- DATA TO USE:

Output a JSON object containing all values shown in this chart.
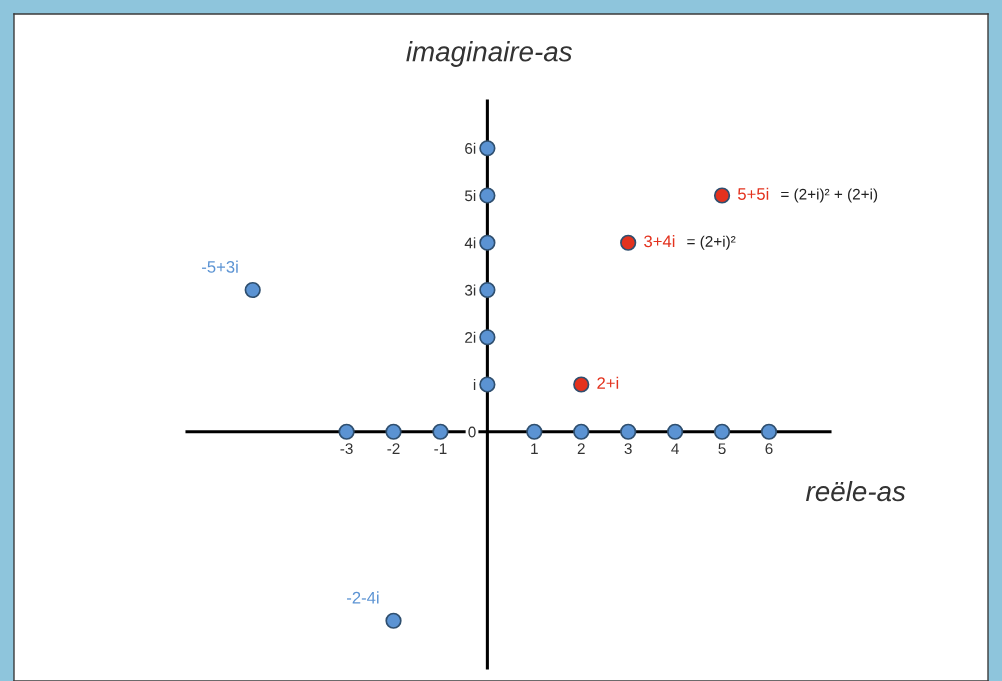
{
  "chart_data": {
    "type": "scatter",
    "xlabel": "reële-as",
    "ylabel": "imaginaire-as",
    "xlim": [
      -6.4,
      7.3
    ],
    "ylim": [
      -5,
      7
    ],
    "xticks": [
      -3,
      -2,
      -1,
      1,
      2,
      3,
      4,
      5,
      6
    ],
    "yticks": [
      {
        "value": 0,
        "label": "0"
      },
      {
        "value": 1,
        "label": "i"
      },
      {
        "value": 2,
        "label": "2i"
      },
      {
        "value": 3,
        "label": "3i"
      },
      {
        "value": 4,
        "label": "4i"
      },
      {
        "value": 5,
        "label": "5i"
      },
      {
        "value": 6,
        "label": "6i"
      }
    ],
    "marker": "circle",
    "series": [
      {
        "color": "#5b93d3",
        "x": [
          -3,
          -2,
          -1,
          1,
          2,
          3,
          4,
          5,
          6,
          0,
          0,
          0,
          0,
          0,
          0
        ],
        "values": [
          0,
          0,
          0,
          0,
          0,
          0,
          0,
          0,
          0,
          1,
          2,
          3,
          4,
          5,
          6
        ]
      },
      {
        "color": "#5b93d3",
        "x": [
          -5,
          -2
        ],
        "values": [
          3,
          -4
        ]
      },
      {
        "color": "#e3321e",
        "x": [
          2,
          3,
          5
        ],
        "values": [
          1,
          4,
          5
        ]
      }
    ],
    "annotations": [
      {
        "text": "-5+3i",
        "x": -5,
        "y": 3
      },
      {
        "text": "-2-4i",
        "x": -2,
        "y": -4
      },
      {
        "text": "2+i",
        "x": 2,
        "y": 1
      },
      {
        "text": "3+4i",
        "x": 3,
        "y": 4
      },
      "= (2+i)²",
      {
        "text": "5+5i",
        "x": 5,
        "y": 5
      },
      "= (2+i)² + (2+i)"
    ]
  }
}
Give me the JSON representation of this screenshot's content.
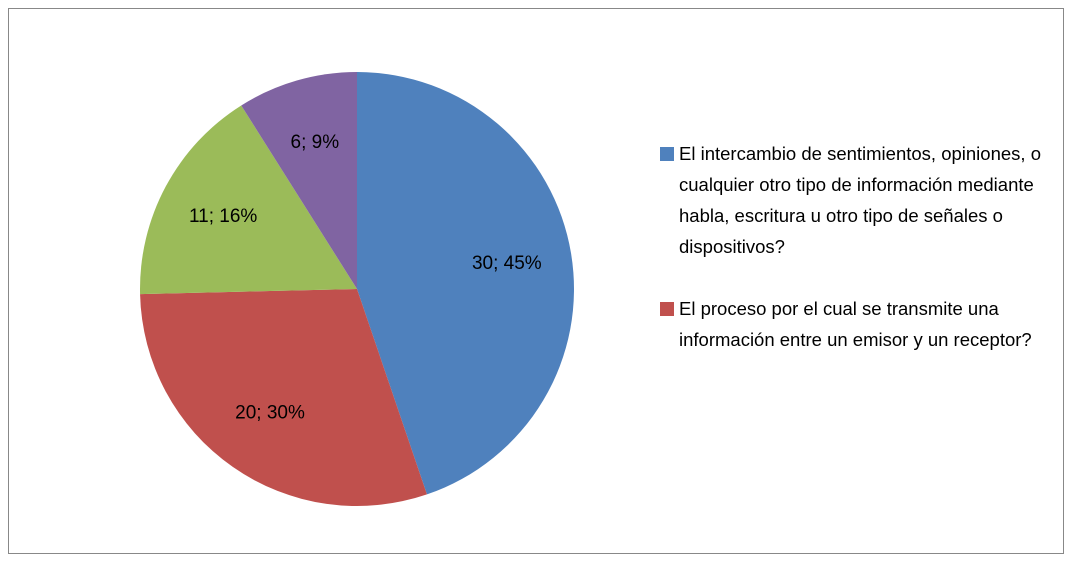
{
  "chart_data": {
    "type": "pie",
    "categories": [
      "El intercambio de sentimientos, opiniones, o cualquier otro tipo de información mediante habla, escritura u otro tipo de señales o dispositivos?",
      "El proceso por el cual se transmite una información entre un emisor y un receptor?",
      null,
      null
    ],
    "values": [
      30,
      20,
      11,
      6
    ],
    "value_labels": [
      "30; 45%",
      "20; 30%",
      "11; 16%",
      "6; 9%"
    ],
    "colors": [
      "#4f81bd",
      "#c0504d",
      "#9bbb59",
      "#8064a2"
    ],
    "legend": "right"
  }
}
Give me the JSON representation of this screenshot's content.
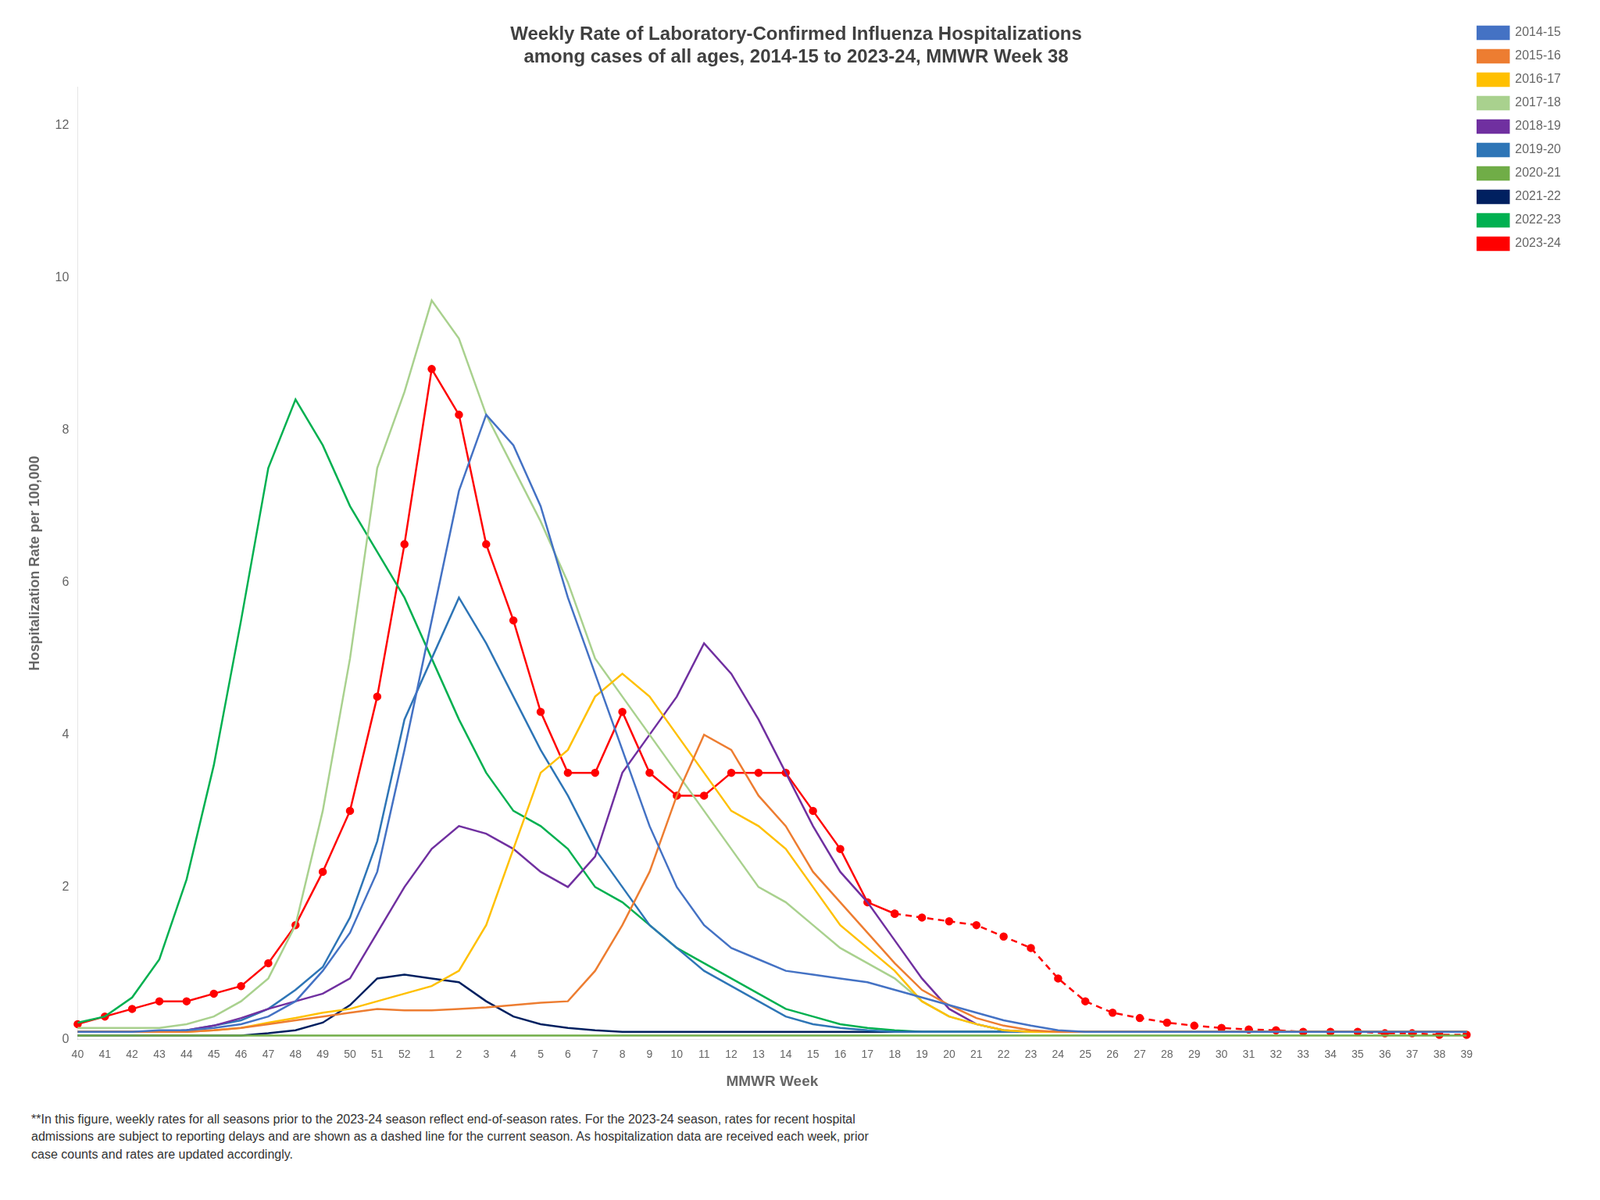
{
  "chart_data": {
    "type": "line",
    "title": "Weekly Rate of Laboratory-Confirmed Influenza Hospitalizations",
    "subtitle": "among cases of all ages, 2014-15 to 2023-24, MMWR Week 38",
    "xlabel": "MMWR Week",
    "ylabel": "Hospitalization Rate per 100,000",
    "footnote": "**In this figure, weekly rates for all seasons prior to the 2023-24 season reflect end-of-season rates. For the 2023-24 season, rates for recent hospital\nadmissions are subject to reporting delays and are shown as a dashed line for the current season. As hospitalization data are received each week, prior\ncase counts and rates are updated accordingly.",
    "categories": [
      "40",
      "41",
      "42",
      "43",
      "44",
      "45",
      "46",
      "47",
      "48",
      "49",
      "50",
      "51",
      "52",
      "1",
      "2",
      "3",
      "4",
      "5",
      "6",
      "7",
      "8",
      "9",
      "10",
      "11",
      "12",
      "13",
      "14",
      "15",
      "16",
      "17",
      "18",
      "19",
      "20",
      "21",
      "22",
      "23",
      "24",
      "25",
      "26",
      "27",
      "28",
      "29",
      "30",
      "31",
      "32",
      "33",
      "34",
      "35",
      "36",
      "37",
      "38",
      "39"
    ],
    "ylim": [
      0,
      12.5
    ],
    "yticks": [
      0,
      2,
      4,
      6,
      8,
      10,
      12
    ],
    "grid": false,
    "legend": "right",
    "series": [
      {
        "name": "2014-15",
        "color": "#4472C4",
        "values": [
          0.1,
          0.1,
          0.1,
          0.12,
          0.12,
          0.15,
          0.2,
          0.3,
          0.5,
          0.9,
          1.4,
          2.2,
          3.8,
          5.5,
          7.2,
          8.2,
          7.8,
          7.0,
          5.8,
          4.8,
          3.8,
          2.8,
          2.0,
          1.5,
          1.2,
          1.05,
          0.9,
          0.85,
          0.8,
          0.75,
          0.65,
          0.55,
          0.45,
          0.35,
          0.25,
          0.18,
          0.12,
          0.1,
          0.1,
          0.1,
          0.1,
          0.1,
          0.1,
          0.1,
          0.1,
          0.1,
          0.1,
          0.1,
          0.1,
          0.1,
          0.1,
          0.1
        ]
      },
      {
        "name": "2015-16",
        "color": "#ED7D31",
        "values": [
          0.1,
          0.1,
          0.1,
          0.1,
          0.1,
          0.12,
          0.15,
          0.2,
          0.25,
          0.3,
          0.35,
          0.4,
          0.38,
          0.38,
          0.4,
          0.42,
          0.45,
          0.48,
          0.5,
          0.9,
          1.5,
          2.2,
          3.2,
          4.0,
          3.8,
          3.2,
          2.8,
          2.2,
          1.8,
          1.4,
          1.0,
          0.65,
          0.45,
          0.28,
          0.18,
          0.12,
          0.1,
          0.1,
          0.1,
          0.1,
          0.1,
          0.1,
          0.1,
          0.1,
          0.1,
          0.1,
          0.1,
          0.1,
          0.1,
          0.1,
          0.1,
          0.1
        ]
      },
      {
        "name": "2016-17",
        "color": "#FFC000",
        "values": [
          0.1,
          0.1,
          0.1,
          0.1,
          0.1,
          0.12,
          0.15,
          0.22,
          0.28,
          0.35,
          0.4,
          0.5,
          0.6,
          0.7,
          0.9,
          1.5,
          2.5,
          3.5,
          3.8,
          4.5,
          4.8,
          4.5,
          4.0,
          3.5,
          3.0,
          2.8,
          2.5,
          2.0,
          1.5,
          1.2,
          0.9,
          0.5,
          0.3,
          0.2,
          0.12,
          0.1,
          0.1,
          0.1,
          0.1,
          0.1,
          0.1,
          0.1,
          0.1,
          0.1,
          0.1,
          0.1,
          0.1,
          0.1,
          0.1,
          0.1,
          0.1,
          0.1
        ]
      },
      {
        "name": "2017-18",
        "color": "#A9D18E",
        "values": [
          0.15,
          0.15,
          0.15,
          0.15,
          0.2,
          0.3,
          0.5,
          0.8,
          1.5,
          3.0,
          5.0,
          7.5,
          8.5,
          9.7,
          9.2,
          8.2,
          7.5,
          6.8,
          6.0,
          5.0,
          4.5,
          4.0,
          3.5,
          3.0,
          2.5,
          2.0,
          1.8,
          1.5,
          1.2,
          1.0,
          0.8,
          0.5,
          0.3,
          0.2,
          0.12,
          0.1,
          0.1,
          0.1,
          0.1,
          0.1,
          0.1,
          0.1,
          0.1,
          0.1,
          0.1,
          0.1,
          0.1,
          0.1,
          0.1,
          0.1,
          0.1,
          0.1
        ]
      },
      {
        "name": "2018-19",
        "color": "#7030A0",
        "values": [
          0.1,
          0.1,
          0.1,
          0.1,
          0.12,
          0.18,
          0.28,
          0.4,
          0.5,
          0.6,
          0.8,
          1.4,
          2.0,
          2.5,
          2.8,
          2.7,
          2.5,
          2.2,
          2.0,
          2.4,
          3.5,
          4.0,
          4.5,
          5.2,
          4.8,
          4.2,
          3.5,
          2.8,
          2.2,
          1.8,
          1.3,
          0.8,
          0.4,
          0.2,
          0.12,
          0.1,
          0.1,
          0.1,
          0.1,
          0.1,
          0.1,
          0.1,
          0.1,
          0.1,
          0.1,
          0.1,
          0.1,
          0.1,
          0.1,
          0.1,
          0.1,
          0.1
        ]
      },
      {
        "name": "2019-20",
        "color": "#2E75B6",
        "values": [
          0.1,
          0.1,
          0.1,
          0.1,
          0.12,
          0.18,
          0.25,
          0.4,
          0.65,
          0.95,
          1.6,
          2.6,
          4.2,
          5.0,
          5.8,
          5.2,
          4.5,
          3.8,
          3.2,
          2.5,
          2.0,
          1.5,
          1.2,
          0.9,
          0.7,
          0.5,
          0.3,
          0.2,
          0.15,
          0.12,
          0.1,
          0.1,
          0.1,
          0.1,
          0.1,
          0.1,
          0.1,
          0.1,
          0.1,
          0.1,
          0.1,
          0.1,
          0.1,
          0.1,
          0.1,
          0.1,
          0.1,
          0.1,
          0.1,
          0.1,
          0.1,
          0.1
        ]
      },
      {
        "name": "2020-21",
        "color": "#70AD47",
        "values": [
          0.05,
          0.05,
          0.05,
          0.05,
          0.05,
          0.05,
          0.05,
          0.05,
          0.05,
          0.05,
          0.05,
          0.05,
          0.05,
          0.05,
          0.05,
          0.05,
          0.05,
          0.05,
          0.05,
          0.05,
          0.05,
          0.05,
          0.05,
          0.05,
          0.05,
          0.05,
          0.05,
          0.05,
          0.05,
          0.05,
          0.05,
          0.05,
          0.05,
          0.05,
          0.05,
          0.05,
          0.05,
          0.05,
          0.05,
          0.05,
          0.05,
          0.05,
          0.05,
          0.05,
          0.05,
          0.05,
          0.05,
          0.05,
          0.05,
          0.05,
          0.05,
          0.05
        ]
      },
      {
        "name": "2021-22",
        "color": "#002060",
        "values": [
          0.05,
          0.05,
          0.05,
          0.05,
          0.05,
          0.05,
          0.05,
          0.08,
          0.12,
          0.22,
          0.45,
          0.8,
          0.85,
          0.8,
          0.75,
          0.5,
          0.3,
          0.2,
          0.15,
          0.12,
          0.1,
          0.1,
          0.1,
          0.1,
          0.1,
          0.1,
          0.1,
          0.1,
          0.1,
          0.1,
          0.1,
          0.1,
          0.1,
          0.1,
          0.1,
          0.1,
          0.1,
          0.1,
          0.1,
          0.1,
          0.1,
          0.1,
          0.1,
          0.1,
          0.1,
          0.1,
          0.1,
          0.1,
          0.1,
          0.1,
          0.1,
          0.1
        ]
      },
      {
        "name": "2022-23",
        "color": "#00B050",
        "values": [
          0.22,
          0.3,
          0.55,
          1.05,
          2.1,
          3.6,
          5.5,
          7.5,
          8.4,
          7.8,
          7.0,
          6.4,
          5.8,
          5.0,
          4.2,
          3.5,
          3.0,
          2.8,
          2.5,
          2.0,
          1.8,
          1.5,
          1.2,
          1.0,
          0.8,
          0.6,
          0.4,
          0.3,
          0.2,
          0.15,
          0.12,
          0.1,
          0.1,
          0.1,
          0.1,
          0.1,
          0.1,
          0.1,
          0.1,
          0.1,
          0.1,
          0.1,
          0.1,
          0.1,
          0.1,
          0.1,
          0.1,
          0.1,
          0.1,
          0.1,
          0.1,
          0.1
        ]
      },
      {
        "name": "2023-24",
        "color": "#FF0000",
        "marker": "o",
        "line_style": "solid",
        "values": [
          0.2,
          0.3,
          0.4,
          0.5,
          0.5,
          0.6,
          0.7,
          1.0,
          1.5,
          2.2,
          3.0,
          4.5,
          6.5,
          8.8,
          8.2,
          6.5,
          5.5,
          4.3,
          3.5,
          3.5,
          4.3,
          3.5,
          3.2,
          3.2,
          3.5,
          3.5,
          3.5,
          3.0,
          2.5,
          1.8,
          1.65,
          null,
          null,
          null,
          null,
          null,
          null,
          null,
          null,
          null,
          null,
          null,
          null,
          null,
          null,
          null,
          null,
          null,
          null,
          null,
          null,
          null
        ]
      },
      {
        "color": "#FF0000",
        "marker": "o",
        "line_style": "dashed",
        "values": [
          null,
          null,
          null,
          null,
          null,
          null,
          null,
          null,
          null,
          null,
          null,
          null,
          null,
          null,
          null,
          null,
          null,
          null,
          null,
          null,
          null,
          null,
          null,
          null,
          null,
          null,
          null,
          null,
          null,
          null,
          1.65,
          1.6,
          1.55,
          1.5,
          1.35,
          1.2,
          0.8,
          0.5,
          0.35,
          0.28,
          0.22,
          0.18,
          0.15,
          0.13,
          0.12,
          0.1,
          0.1,
          0.1,
          0.08,
          0.08,
          0.06,
          0.06
        ]
      }
    ]
  }
}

- DIRECTIONS:
Look through the data above. Each line containing the word "text" needs to be copied.

- FINISHED TASK:
        "text": "-5+3i",
        "text": "-2-4i",
        "text": "2+i",
        "text": "3+4i",
        "text": "5+5i",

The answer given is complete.